▶ [Directions]: Show every line below where "container" can be found.

┄┄┄┄┄┄┄┄┄┄

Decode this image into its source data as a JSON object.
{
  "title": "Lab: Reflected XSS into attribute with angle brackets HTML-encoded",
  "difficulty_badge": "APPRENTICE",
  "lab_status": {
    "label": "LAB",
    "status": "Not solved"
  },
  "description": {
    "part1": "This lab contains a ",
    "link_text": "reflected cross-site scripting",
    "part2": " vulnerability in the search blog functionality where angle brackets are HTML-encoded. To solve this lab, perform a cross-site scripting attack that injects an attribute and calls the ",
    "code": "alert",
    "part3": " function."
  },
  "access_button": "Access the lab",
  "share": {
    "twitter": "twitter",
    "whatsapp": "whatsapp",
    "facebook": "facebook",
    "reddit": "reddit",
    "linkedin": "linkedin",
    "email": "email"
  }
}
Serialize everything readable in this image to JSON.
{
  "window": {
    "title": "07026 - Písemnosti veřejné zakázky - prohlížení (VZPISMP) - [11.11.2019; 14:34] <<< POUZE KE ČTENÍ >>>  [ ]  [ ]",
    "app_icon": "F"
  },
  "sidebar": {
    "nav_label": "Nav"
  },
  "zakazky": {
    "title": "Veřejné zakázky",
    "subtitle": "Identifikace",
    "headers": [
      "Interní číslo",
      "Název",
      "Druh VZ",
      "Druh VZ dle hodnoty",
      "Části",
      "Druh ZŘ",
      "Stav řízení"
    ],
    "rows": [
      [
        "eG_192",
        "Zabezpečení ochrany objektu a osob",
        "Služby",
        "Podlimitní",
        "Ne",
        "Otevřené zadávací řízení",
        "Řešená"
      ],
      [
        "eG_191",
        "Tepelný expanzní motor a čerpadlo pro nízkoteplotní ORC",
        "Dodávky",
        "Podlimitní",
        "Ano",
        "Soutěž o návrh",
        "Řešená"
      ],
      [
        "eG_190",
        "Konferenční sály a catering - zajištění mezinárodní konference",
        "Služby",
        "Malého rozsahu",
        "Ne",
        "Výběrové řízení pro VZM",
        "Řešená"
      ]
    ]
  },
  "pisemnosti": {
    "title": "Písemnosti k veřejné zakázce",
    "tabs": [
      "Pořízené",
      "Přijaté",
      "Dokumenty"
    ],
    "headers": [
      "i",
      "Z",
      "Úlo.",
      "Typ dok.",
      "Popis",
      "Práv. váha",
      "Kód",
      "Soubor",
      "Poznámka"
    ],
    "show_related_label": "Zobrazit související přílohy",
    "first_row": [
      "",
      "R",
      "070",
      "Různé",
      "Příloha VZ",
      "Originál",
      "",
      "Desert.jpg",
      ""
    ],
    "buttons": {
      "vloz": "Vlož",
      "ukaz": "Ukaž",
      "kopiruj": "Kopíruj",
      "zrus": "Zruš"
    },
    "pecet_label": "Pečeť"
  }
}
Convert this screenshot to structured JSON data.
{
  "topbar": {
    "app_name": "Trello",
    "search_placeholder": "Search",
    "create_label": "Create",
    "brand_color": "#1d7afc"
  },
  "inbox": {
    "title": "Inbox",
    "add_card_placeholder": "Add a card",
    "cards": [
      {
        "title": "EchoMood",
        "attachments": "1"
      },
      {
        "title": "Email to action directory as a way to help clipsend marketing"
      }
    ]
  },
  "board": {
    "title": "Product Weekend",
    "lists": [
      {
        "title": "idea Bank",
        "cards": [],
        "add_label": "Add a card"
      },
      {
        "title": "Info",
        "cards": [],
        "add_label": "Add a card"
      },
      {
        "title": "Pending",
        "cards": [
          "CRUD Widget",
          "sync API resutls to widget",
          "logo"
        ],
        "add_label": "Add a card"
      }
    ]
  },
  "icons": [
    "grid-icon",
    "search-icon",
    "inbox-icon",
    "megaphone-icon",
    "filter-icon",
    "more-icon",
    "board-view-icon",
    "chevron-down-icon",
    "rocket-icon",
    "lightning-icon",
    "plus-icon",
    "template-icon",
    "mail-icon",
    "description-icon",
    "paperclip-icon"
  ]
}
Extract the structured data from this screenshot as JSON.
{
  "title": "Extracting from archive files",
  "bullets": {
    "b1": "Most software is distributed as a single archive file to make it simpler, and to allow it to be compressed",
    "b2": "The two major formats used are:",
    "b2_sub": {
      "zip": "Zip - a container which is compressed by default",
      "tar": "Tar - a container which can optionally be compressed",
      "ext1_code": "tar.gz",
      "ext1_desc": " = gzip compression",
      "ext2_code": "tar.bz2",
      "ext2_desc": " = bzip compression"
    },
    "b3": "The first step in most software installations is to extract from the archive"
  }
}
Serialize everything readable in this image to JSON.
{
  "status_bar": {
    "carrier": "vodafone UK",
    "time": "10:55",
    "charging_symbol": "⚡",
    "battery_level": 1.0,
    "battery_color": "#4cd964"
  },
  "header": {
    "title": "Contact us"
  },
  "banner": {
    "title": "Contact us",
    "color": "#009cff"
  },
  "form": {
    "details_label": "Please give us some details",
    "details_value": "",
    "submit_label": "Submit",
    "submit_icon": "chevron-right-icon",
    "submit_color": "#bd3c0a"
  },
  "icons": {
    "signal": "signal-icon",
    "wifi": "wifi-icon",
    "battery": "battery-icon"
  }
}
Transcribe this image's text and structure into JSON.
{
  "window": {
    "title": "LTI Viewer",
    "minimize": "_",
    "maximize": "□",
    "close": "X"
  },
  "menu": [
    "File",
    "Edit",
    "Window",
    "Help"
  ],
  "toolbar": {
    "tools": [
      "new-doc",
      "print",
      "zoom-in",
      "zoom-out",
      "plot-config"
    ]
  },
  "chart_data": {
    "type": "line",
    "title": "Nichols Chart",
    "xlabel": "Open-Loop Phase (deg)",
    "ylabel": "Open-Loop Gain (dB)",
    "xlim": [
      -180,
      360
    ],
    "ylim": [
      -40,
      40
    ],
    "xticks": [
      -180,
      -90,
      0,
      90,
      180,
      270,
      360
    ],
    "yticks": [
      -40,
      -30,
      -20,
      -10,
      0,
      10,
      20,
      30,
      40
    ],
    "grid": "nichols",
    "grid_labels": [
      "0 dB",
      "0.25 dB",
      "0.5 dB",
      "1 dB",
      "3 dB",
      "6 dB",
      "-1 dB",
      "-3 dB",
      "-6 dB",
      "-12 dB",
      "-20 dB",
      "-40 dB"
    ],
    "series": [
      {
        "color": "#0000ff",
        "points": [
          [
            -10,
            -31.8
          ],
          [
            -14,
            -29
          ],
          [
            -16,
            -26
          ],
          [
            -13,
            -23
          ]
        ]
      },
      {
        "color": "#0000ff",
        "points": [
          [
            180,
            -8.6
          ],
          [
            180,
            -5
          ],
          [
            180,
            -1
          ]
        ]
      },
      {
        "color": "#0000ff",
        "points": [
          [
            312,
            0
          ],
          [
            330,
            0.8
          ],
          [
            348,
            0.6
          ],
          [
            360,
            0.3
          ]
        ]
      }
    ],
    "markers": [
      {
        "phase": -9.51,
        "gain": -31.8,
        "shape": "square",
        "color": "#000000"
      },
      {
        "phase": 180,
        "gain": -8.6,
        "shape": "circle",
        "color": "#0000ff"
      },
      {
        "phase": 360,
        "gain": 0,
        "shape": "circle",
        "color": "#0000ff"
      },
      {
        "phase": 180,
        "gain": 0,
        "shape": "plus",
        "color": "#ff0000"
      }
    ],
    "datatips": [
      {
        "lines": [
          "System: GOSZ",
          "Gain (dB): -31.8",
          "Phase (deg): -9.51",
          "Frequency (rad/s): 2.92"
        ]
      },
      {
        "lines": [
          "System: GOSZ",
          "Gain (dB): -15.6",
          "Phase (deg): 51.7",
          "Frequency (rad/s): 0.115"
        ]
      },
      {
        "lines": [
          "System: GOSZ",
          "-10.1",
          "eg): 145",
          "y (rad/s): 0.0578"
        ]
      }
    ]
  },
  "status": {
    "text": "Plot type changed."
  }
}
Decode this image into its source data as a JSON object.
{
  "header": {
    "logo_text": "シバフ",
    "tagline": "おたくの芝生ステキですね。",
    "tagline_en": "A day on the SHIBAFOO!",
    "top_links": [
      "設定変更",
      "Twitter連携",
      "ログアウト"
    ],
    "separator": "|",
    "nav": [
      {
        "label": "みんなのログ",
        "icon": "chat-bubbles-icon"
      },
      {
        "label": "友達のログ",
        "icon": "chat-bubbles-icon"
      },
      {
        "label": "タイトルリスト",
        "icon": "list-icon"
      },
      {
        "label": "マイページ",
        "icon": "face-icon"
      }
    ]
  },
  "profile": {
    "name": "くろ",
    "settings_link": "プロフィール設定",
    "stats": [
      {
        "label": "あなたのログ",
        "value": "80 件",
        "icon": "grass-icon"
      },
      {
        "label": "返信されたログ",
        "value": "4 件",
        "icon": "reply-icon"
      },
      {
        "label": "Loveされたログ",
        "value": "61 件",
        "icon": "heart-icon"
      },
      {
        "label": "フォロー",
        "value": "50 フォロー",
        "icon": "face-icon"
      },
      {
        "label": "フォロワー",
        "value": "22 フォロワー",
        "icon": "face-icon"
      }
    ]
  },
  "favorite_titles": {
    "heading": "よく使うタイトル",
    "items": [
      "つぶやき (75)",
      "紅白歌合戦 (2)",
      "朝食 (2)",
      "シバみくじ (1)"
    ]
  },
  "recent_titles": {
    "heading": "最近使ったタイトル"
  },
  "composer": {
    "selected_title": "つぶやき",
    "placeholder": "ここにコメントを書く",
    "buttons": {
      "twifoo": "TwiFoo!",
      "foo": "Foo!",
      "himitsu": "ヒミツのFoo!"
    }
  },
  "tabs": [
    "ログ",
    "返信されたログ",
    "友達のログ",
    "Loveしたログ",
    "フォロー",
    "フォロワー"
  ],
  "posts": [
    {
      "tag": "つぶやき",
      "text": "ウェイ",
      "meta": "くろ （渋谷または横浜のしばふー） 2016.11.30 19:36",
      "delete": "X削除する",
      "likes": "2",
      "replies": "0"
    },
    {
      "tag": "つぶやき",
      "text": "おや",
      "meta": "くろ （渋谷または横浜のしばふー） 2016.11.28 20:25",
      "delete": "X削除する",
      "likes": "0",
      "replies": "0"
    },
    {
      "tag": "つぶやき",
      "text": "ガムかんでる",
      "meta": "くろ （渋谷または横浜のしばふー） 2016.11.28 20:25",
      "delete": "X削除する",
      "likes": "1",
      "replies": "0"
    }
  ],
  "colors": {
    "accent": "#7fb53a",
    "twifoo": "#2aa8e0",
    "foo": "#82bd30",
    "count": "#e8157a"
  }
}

┄┄┄┄┄┄┄┄┄┄

▶ [Result for this task]:
      "zip": "Zip - a container which is compressed by default",
      "tar": "Tar - a container which can optionally be compressed",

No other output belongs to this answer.